** Start of Input **

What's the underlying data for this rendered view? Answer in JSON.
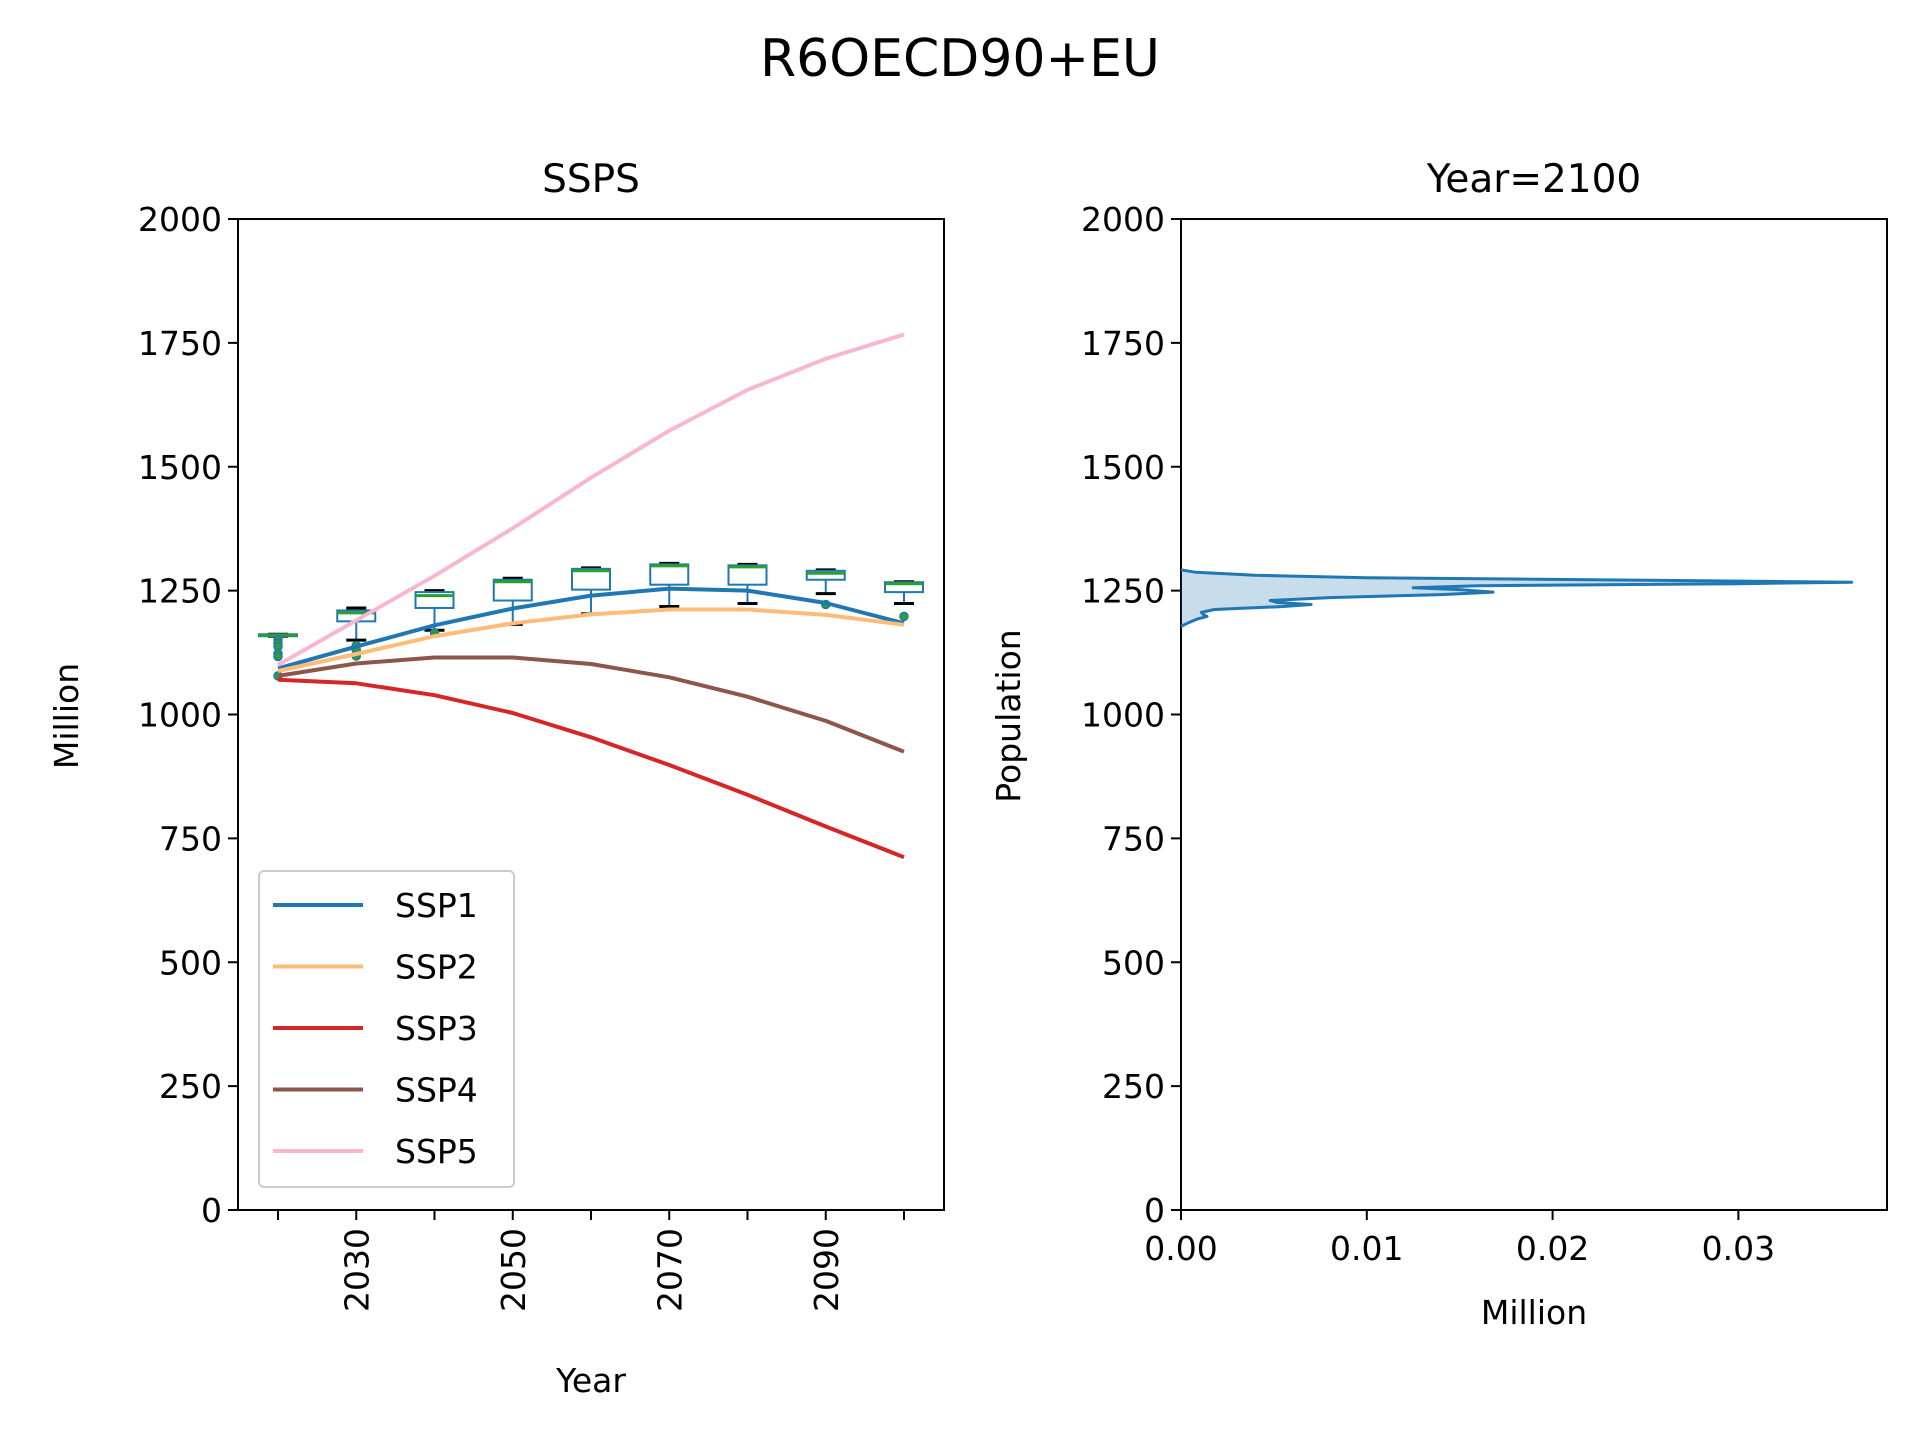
{
  "chart_data": [
    {
      "type": "line",
      "figure_title": "R6OECD90+EU",
      "title": "SSPS",
      "xlabel": "Year",
      "ylabel": "Million",
      "ylim": [
        0,
        2000
      ],
      "yticks": [
        0,
        250,
        500,
        750,
        1000,
        1250,
        1500,
        1750,
        2000
      ],
      "xticks": [
        2020,
        2030,
        2040,
        2050,
        2060,
        2070,
        2080,
        2090,
        2100
      ],
      "xtick_labels": [
        "",
        "2030",
        "",
        "2050",
        "",
        "2070",
        "",
        "2090",
        ""
      ],
      "x": [
        2020,
        2030,
        2040,
        2050,
        2060,
        2070,
        2080,
        2090,
        2100
      ],
      "legend_position": "lower-left",
      "series": [
        {
          "name": "SSP1",
          "color": "#1f77b4",
          "values": [
            1093,
            1137,
            1180,
            1214,
            1240,
            1254,
            1250,
            1225,
            1184
          ]
        },
        {
          "name": "SSP2",
          "color": "#ffbb78",
          "values": [
            1088,
            1122,
            1158,
            1184,
            1202,
            1212,
            1212,
            1201,
            1181
          ]
        },
        {
          "name": "SSP3",
          "color": "#d62728",
          "values": [
            1070,
            1063,
            1039,
            1003,
            954,
            898,
            838,
            774,
            712
          ]
        },
        {
          "name": "SSP4",
          "color": "#8c564b",
          "values": [
            1078,
            1103,
            1115,
            1115,
            1102,
            1075,
            1036,
            987,
            925
          ]
        },
        {
          "name": "SSP5",
          "color": "#f7b6d2",
          "values": [
            1100,
            1190,
            1280,
            1376,
            1478,
            1573,
            1655,
            1718,
            1767
          ]
        }
      ],
      "boxplots": [
        {
          "year": 2020,
          "q1": 1158,
          "median": 1160,
          "q3": 1162,
          "whislo": 1158,
          "whishi": 1162,
          "outliers": [
            1151,
            1144,
            1137,
            1123,
            1117,
            1078
          ]
        },
        {
          "year": 2030,
          "q1": 1188,
          "median": 1205,
          "q3": 1210,
          "whislo": 1150,
          "whishi": 1215,
          "outliers": [
            1139,
            1130,
            1118
          ]
        },
        {
          "year": 2040,
          "q1": 1215,
          "median": 1240,
          "q3": 1247,
          "whislo": 1170,
          "whishi": 1250,
          "outliers": [
            1165
          ]
        },
        {
          "year": 2050,
          "q1": 1230,
          "median": 1268,
          "q3": 1272,
          "whislo": 1182,
          "whishi": 1275,
          "outliers": []
        },
        {
          "year": 2060,
          "q1": 1252,
          "median": 1290,
          "q3": 1294,
          "whislo": 1203,
          "whishi": 1296,
          "outliers": []
        },
        {
          "year": 2070,
          "q1": 1262,
          "median": 1300,
          "q3": 1303,
          "whislo": 1218,
          "whishi": 1305,
          "outliers": []
        },
        {
          "year": 2080,
          "q1": 1262,
          "median": 1298,
          "q3": 1301,
          "whislo": 1224,
          "whishi": 1303,
          "outliers": []
        },
        {
          "year": 2090,
          "q1": 1272,
          "median": 1285,
          "q3": 1290,
          "whislo": 1244,
          "whishi": 1292,
          "outliers": [
            1222
          ]
        },
        {
          "year": 2100,
          "q1": 1247,
          "median": 1264,
          "q3": 1267,
          "whislo": 1224,
          "whishi": 1268,
          "outliers": [
            1198
          ]
        }
      ]
    },
    {
      "type": "area",
      "title": "Year=2100",
      "xlabel": "Million",
      "ylabel": "Population",
      "ylim": [
        0,
        2000
      ],
      "xlim": [
        0,
        0.038
      ],
      "yticks": [
        0,
        250,
        500,
        750,
        1000,
        1250,
        1500,
        1750,
        2000
      ],
      "xticks": [
        0.0,
        0.01,
        0.02,
        0.03
      ],
      "xtick_labels": [
        "0.00",
        "0.01",
        "0.02",
        "0.03"
      ],
      "color": "#1f77b4",
      "density_points": [
        {
          "y": 1178,
          "x": 0.0
        },
        {
          "y": 1185,
          "x": 0.0004
        },
        {
          "y": 1193,
          "x": 0.0009
        },
        {
          "y": 1198,
          "x": 0.0014
        },
        {
          "y": 1202,
          "x": 0.0012
        },
        {
          "y": 1206,
          "x": 0.0011
        },
        {
          "y": 1212,
          "x": 0.0018
        },
        {
          "y": 1218,
          "x": 0.0055
        },
        {
          "y": 1222,
          "x": 0.007
        },
        {
          "y": 1226,
          "x": 0.0052
        },
        {
          "y": 1230,
          "x": 0.0048
        },
        {
          "y": 1236,
          "x": 0.008
        },
        {
          "y": 1242,
          "x": 0.014
        },
        {
          "y": 1247,
          "x": 0.0168
        },
        {
          "y": 1252,
          "x": 0.015
        },
        {
          "y": 1256,
          "x": 0.0125
        },
        {
          "y": 1260,
          "x": 0.016
        },
        {
          "y": 1264,
          "x": 0.03
        },
        {
          "y": 1267,
          "x": 0.0361
        },
        {
          "y": 1271,
          "x": 0.025
        },
        {
          "y": 1276,
          "x": 0.01
        },
        {
          "y": 1281,
          "x": 0.004
        },
        {
          "y": 1287,
          "x": 0.0008
        },
        {
          "y": 1292,
          "x": 0.0
        }
      ]
    }
  ]
}
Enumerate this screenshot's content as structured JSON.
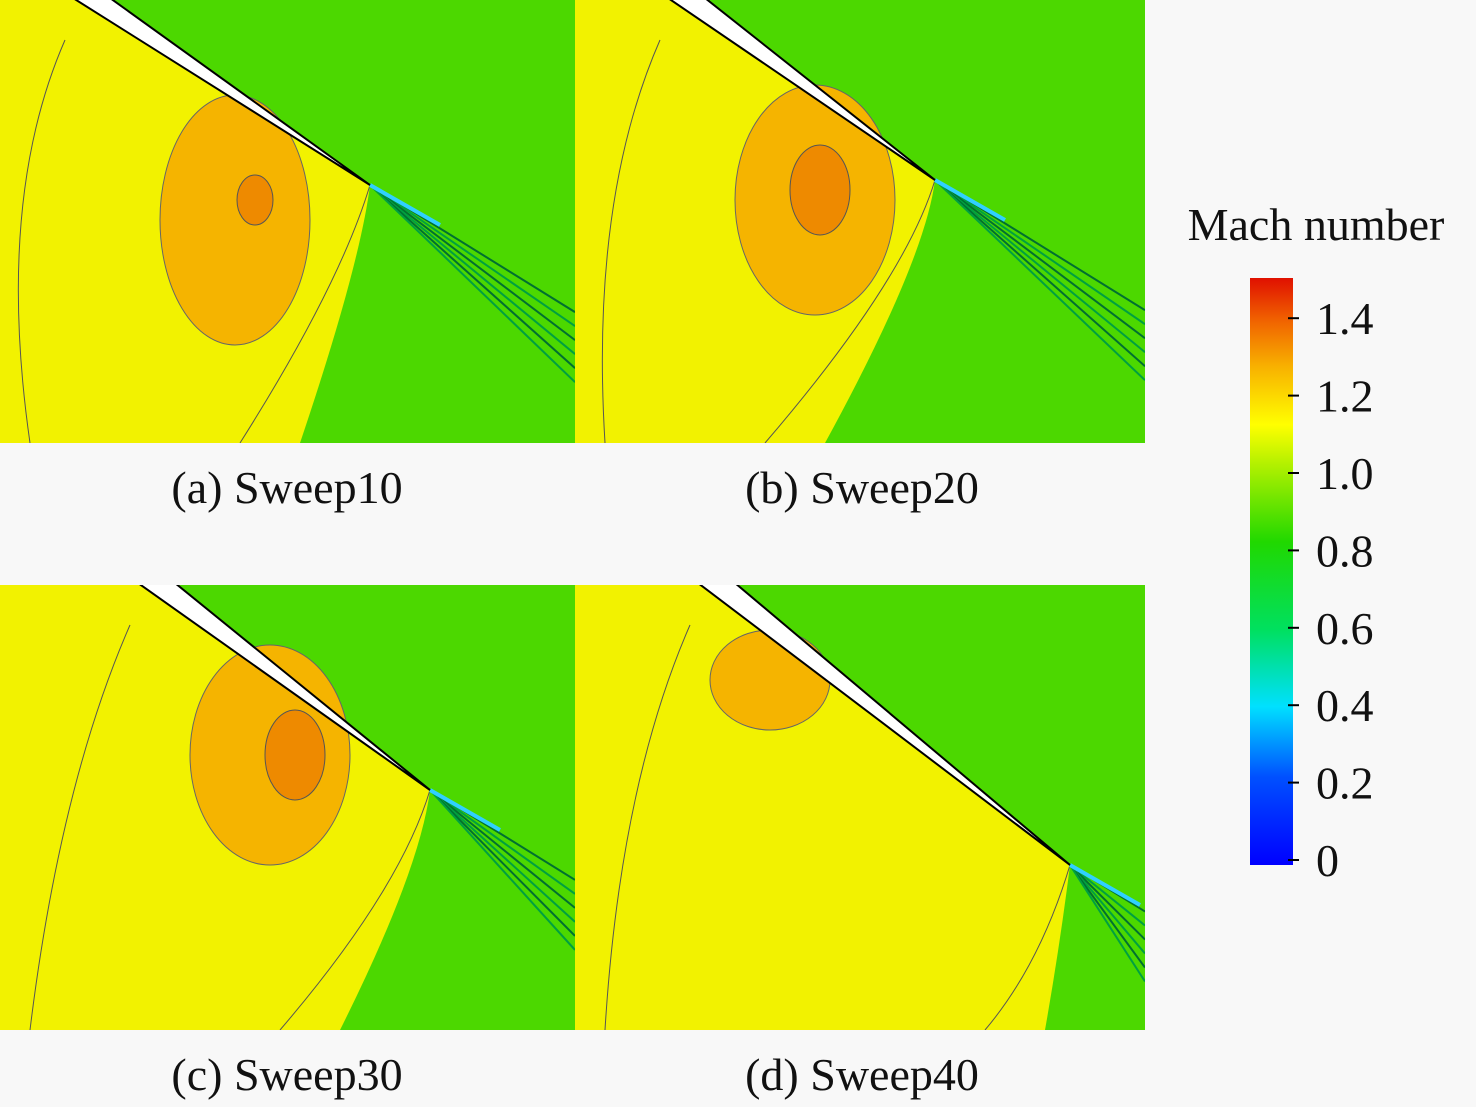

** End of Input **

__Task details__: Write every entry out again exactly, dropping the pictures.

__Output of the exercise__:
What's the underlying data for this rendered view? Answer in JSON.
{
  "chart_data": [
    {
      "type": "line",
      "figure_title": "R6OECD90+EU",
      "title": "SSPS",
      "xlabel": "Year",
      "ylabel": "Million",
      "ylim": [
        0,
        2000
      ],
      "yticks": [
        0,
        250,
        500,
        750,
        1000,
        1250,
        1500,
        1750,
        2000
      ],
      "xticks": [
        2020,
        2030,
        2040,
        2050,
        2060,
        2070,
        2080,
        2090,
        2100
      ],
      "xtick_labels": [
        "",
        "2030",
        "",
        "2050",
        "",
        "2070",
        "",
        "2090",
        ""
      ],
      "x": [
        2020,
        2030,
        2040,
        2050,
        2060,
        2070,
        2080,
        2090,
        2100
      ],
      "legend_position": "lower-left",
      "series": [
        {
          "name": "SSP1",
          "color": "#1f77b4",
          "values": [
            1093,
            1137,
            1180,
            1214,
            1240,
            1254,
            1250,
            1225,
            1184
          ]
        },
        {
          "name": "SSP2",
          "color": "#ffbb78",
          "values": [
            1088,
            1122,
            1158,
            1184,
            1202,
            1212,
            1212,
            1201,
            1181
          ]
        },
        {
          "name": "SSP3",
          "color": "#d62728",
          "values": [
            1070,
            1063,
            1039,
            1003,
            954,
            898,
            838,
            774,
            712
          ]
        },
        {
          "name": "SSP4",
          "color": "#8c564b",
          "values": [
            1078,
            1103,
            1115,
            1115,
            1102,
            1075,
            1036,
            987,
            925
          ]
        },
        {
          "name": "SSP5",
          "color": "#f7b6d2",
          "values": [
            1100,
            1190,
            1280,
            1376,
            1478,
            1573,
            1655,
            1718,
            1767
          ]
        }
      ],
      "boxplots": [
        {
          "year": 2020,
          "q1": 1158,
          "median": 1160,
          "q3": 1162,
          "whislo": 1158,
          "whishi": 1162,
          "outliers": [
            1151,
            1144,
            1137,
            1123,
            1117,
            1078
          ]
        },
        {
          "year": 2030,
          "q1": 1188,
          "median": 1205,
          "q3": 1210,
          "whislo": 1150,
          "whishi": 1215,
          "outliers": [
            1139,
            1130,
            1118
          ]
        },
        {
          "year": 2040,
          "q1": 1215,
          "median": 1240,
          "q3": 1247,
          "whislo": 1170,
          "whishi": 1250,
          "outliers": [
            1165
          ]
        },
        {
          "year": 2050,
          "q1": 1230,
          "median": 1268,
          "q3": 1272,
          "whislo": 1182,
          "whishi": 1275,
          "outliers": []
        },
        {
          "year": 2060,
          "q1": 1252,
          "median": 1290,
          "q3": 1294,
          "whislo": 1203,
          "whishi": 1296,
          "outliers": []
        },
        {
          "year": 2070,
          "q1": 1262,
          "median": 1300,
          "q3": 1303,
          "whislo": 1218,
          "whishi": 1305,
          "outliers": []
        },
        {
          "year": 2080,
          "q1": 1262,
          "median": 1298,
          "q3": 1301,
          "whislo": 1224,
          "whishi": 1303,
          "outliers": []
        },
        {
          "year": 2090,
          "q1": 1272,
          "median": 1285,
          "q3": 1290,
          "whislo": 1244,
          "whishi": 1292,
          "outliers": [
            1222
          ]
        },
        {
          "year": 2100,
          "q1": 1247,
          "median": 1264,
          "q3": 1267,
          "whislo": 1224,
          "whishi": 1268,
          "outliers": [
            1198
          ]
        }
      ]
    },
    {
      "type": "area",
      "title": "Year=2100",
      "xlabel": "Million",
      "ylabel": "Population",
      "ylim": [
        0,
        2000
      ],
      "xlim": [
        0,
        0.038
      ],
      "yticks": [
        0,
        250,
        500,
        750,
        1000,
        1250,
        1500,
        1750,
        2000
      ],
      "xticks": [
        0.0,
        0.01,
        0.02,
        0.03
      ],
      "xtick_labels": [
        "0.00",
        "0.01",
        "0.02",
        "0.03"
      ],
      "color": "#1f77b4",
      "density_points": [
        {
          "y": 1178,
          "x": 0.0
        },
        {
          "y": 1185,
          "x": 0.0004
        },
        {
          "y": 1193,
          "x": 0.0009
        },
        {
          "y": 1198,
          "x": 0.0014
        },
        {
          "y": 1202,
          "x": 0.0012
        },
        {
          "y": 1206,
          "x": 0.0011
        },
        {
          "y": 1212,
          "x": 0.0018
        },
        {
          "y": 1218,
          "x": 0.0055
        },
        {
          "y": 1222,
          "x": 0.007
        },
        {
          "y": 1226,
          "x": 0.0052
        },
        {
          "y": 1230,
          "x": 0.0048
        },
        {
          "y": 1236,
          "x": 0.008
        },
        {
          "y": 1242,
          "x": 0.014
        },
        {
          "y": 1247,
          "x": 0.0168
        },
        {
          "y": 1252,
          "x": 0.015
        },
        {
          "y": 1256,
          "x": 0.0125
        },
        {
          "y": 1260,
          "x": 0.016
        },
        {
          "y": 1264,
          "x": 0.03
        },
        {
          "y": 1267,
          "x": 0.0361
        },
        {
          "y": 1271,
          "x": 0.025
        },
        {
          "y": 1276,
          "x": 0.01
        },
        {
          "y": 1281,
          "x": 0.004
        },
        {
          "y": 1287,
          "x": 0.0008
        },
        {
          "y": 1292,
          "x": 0.0
        }
      ]
    }
  ]
}
Enumerate this screenshot's content as structured JSON.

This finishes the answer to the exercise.